**Written problem:** Return each line of the records holding the string "title".

BEGIN Listing

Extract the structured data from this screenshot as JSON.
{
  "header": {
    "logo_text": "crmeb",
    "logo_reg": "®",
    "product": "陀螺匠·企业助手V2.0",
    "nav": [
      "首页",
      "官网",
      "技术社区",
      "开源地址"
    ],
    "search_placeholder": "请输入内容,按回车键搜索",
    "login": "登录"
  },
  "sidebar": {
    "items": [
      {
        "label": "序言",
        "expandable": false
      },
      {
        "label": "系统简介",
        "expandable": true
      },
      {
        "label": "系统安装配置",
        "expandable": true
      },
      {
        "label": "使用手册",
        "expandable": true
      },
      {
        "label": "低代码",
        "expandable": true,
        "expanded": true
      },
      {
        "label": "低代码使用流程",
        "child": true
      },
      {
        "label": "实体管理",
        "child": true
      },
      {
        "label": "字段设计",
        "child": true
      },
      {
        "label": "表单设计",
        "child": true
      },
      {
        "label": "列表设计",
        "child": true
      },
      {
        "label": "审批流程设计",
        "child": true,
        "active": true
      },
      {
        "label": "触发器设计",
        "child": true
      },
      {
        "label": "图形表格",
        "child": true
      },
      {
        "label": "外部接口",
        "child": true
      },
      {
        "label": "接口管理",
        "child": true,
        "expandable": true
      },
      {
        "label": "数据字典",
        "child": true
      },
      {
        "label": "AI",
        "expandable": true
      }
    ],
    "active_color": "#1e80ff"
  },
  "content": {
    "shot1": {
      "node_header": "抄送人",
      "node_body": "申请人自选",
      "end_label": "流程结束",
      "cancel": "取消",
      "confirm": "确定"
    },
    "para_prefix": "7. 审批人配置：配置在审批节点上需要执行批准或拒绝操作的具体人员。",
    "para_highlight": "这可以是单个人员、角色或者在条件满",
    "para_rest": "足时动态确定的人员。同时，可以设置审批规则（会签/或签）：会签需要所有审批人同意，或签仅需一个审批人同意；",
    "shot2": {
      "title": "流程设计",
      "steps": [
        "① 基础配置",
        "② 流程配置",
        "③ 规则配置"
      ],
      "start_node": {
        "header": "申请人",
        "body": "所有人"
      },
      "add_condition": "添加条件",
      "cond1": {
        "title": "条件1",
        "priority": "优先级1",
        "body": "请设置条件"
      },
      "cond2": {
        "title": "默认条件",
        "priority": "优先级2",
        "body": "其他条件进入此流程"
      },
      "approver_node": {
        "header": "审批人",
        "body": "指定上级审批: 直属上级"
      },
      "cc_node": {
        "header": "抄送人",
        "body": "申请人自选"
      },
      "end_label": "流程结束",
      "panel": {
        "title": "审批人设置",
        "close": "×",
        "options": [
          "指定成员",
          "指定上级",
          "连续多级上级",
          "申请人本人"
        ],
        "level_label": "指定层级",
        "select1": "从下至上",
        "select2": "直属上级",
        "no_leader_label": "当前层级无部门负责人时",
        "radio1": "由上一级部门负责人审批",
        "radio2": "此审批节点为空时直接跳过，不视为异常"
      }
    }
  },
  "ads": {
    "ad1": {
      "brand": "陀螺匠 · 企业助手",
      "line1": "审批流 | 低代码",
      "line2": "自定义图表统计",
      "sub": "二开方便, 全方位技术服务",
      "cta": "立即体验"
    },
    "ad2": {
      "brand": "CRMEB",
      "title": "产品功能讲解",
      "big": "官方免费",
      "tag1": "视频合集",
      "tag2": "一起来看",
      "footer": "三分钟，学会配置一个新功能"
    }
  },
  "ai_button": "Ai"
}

END Listing

**Expected answer:**
      "title": "流程设计",
        "title": "条件1",
        "title": "默认条件",
        "title": "审批人设置",
      "title": "产品功能讲解",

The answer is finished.